Aim
Answer with one number: how many lines have "单位向单位借条".

Records shown

━━━━━━━━━━━━━━━━━━━━━━━━━━━━━━

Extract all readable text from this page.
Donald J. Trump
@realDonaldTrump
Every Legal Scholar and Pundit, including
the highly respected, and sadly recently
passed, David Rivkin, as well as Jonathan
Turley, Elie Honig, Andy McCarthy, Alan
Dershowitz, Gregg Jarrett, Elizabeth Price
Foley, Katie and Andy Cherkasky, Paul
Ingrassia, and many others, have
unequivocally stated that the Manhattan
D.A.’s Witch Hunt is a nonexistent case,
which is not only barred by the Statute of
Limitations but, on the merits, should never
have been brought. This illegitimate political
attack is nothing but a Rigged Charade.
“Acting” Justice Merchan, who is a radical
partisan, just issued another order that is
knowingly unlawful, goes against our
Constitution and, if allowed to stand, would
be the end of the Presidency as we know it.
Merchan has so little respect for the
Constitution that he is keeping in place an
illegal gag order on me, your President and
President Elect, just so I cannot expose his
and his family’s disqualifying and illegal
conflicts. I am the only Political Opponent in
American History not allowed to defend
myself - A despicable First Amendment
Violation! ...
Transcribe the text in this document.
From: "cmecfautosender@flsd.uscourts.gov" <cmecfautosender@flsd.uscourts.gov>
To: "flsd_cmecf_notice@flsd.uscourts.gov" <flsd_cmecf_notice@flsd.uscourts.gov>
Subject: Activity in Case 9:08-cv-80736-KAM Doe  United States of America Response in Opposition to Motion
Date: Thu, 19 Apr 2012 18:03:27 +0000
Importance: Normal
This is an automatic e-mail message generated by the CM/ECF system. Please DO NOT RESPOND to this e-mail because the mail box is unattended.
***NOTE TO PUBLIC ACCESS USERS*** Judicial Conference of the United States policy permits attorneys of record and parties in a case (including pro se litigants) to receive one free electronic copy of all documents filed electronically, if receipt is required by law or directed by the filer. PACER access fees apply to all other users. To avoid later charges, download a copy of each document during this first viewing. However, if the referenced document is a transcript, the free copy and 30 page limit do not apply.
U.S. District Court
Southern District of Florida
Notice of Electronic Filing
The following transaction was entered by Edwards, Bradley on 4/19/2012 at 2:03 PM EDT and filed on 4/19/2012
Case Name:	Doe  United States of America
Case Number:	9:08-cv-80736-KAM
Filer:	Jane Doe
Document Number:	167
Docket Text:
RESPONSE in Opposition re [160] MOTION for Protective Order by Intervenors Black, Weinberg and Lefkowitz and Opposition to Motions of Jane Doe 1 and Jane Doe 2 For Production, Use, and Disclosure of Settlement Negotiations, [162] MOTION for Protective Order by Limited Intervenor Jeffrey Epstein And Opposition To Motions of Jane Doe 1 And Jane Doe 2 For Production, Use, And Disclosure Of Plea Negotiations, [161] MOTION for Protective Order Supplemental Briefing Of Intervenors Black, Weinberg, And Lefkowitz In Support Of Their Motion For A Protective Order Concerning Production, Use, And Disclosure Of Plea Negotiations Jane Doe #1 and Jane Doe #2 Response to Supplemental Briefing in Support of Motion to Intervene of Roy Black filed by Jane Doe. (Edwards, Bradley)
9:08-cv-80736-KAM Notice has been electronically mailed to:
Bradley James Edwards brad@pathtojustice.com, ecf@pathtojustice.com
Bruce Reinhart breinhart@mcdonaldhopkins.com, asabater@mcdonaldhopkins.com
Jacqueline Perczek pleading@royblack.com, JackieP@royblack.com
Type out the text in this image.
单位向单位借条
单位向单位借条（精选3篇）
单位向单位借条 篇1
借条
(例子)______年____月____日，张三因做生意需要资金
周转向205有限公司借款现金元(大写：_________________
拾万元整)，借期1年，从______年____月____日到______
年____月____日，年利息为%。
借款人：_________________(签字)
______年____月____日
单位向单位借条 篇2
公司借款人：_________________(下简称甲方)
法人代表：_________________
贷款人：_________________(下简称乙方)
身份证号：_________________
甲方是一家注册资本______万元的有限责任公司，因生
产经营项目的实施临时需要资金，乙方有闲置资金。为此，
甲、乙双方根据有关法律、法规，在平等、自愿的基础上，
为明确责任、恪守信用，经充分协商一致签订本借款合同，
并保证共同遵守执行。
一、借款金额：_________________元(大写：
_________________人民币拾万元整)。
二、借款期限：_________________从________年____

━━━━━━━━━━━━━━━━━━━━━━━━━━━━━━

Worked solution
4